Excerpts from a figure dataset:
--- --- ---

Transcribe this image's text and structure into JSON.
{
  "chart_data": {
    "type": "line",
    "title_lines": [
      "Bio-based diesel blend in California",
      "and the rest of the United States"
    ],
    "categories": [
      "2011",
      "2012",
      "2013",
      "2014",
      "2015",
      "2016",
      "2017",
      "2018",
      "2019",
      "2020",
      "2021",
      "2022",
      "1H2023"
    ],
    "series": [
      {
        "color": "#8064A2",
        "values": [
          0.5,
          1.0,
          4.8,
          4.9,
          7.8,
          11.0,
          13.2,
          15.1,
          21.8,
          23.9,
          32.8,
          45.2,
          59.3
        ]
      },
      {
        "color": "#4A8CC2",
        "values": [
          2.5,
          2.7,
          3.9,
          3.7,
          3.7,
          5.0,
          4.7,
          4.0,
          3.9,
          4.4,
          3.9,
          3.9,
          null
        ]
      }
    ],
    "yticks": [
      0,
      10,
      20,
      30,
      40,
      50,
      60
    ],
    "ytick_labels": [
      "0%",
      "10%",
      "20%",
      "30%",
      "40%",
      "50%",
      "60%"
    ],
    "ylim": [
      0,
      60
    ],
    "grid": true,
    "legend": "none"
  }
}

--- --- ---

● **GIVEN EXERCISE**: Reproduce the entries above in full, verbatim.

● **RESULT OF THIS TASK**:
Transcribe this image's text and structure into JSON.
{
  "chart_data": {
    "type": "line",
    "title_lines": [
      "Bio-based diesel blend in California",
      "and the rest of the United States"
    ],
    "categories": [
      "2011",
      "2012",
      "2013",
      "2014",
      "2015",
      "2016",
      "2017",
      "2018",
      "2019",
      "2020",
      "2021",
      "2022",
      "1H2023"
    ],
    "series": [
      {
        "color": "#8064A2",
        "values": [
          0.5,
          1.0,
          4.8,
          4.9,
          7.8,
          11.0,
          13.2,
          15.1,
          21.8,
          23.9,
          32.8,
          45.2,
          59.3
        ]
      },
      {
        "color": "#4A8CC2",
        "values": [
          2.5,
          2.7,
          3.9,
          3.7,
          3.7,
          5.0,
          4.7,
          4.0,
          3.9,
          4.4,
          3.9,
          3.9,
          null
        ]
      }
    ],
    "yticks": [
      0,
      10,
      20,
      30,
      40,
      50,
      60
    ],
    "ytick_labels": [
      "0%",
      "10%",
      "20%",
      "30%",
      "40%",
      "50%",
      "60%"
    ],
    "ylim": [
      0,
      60
    ],
    "grid": true,
    "legend": "none"
  }
}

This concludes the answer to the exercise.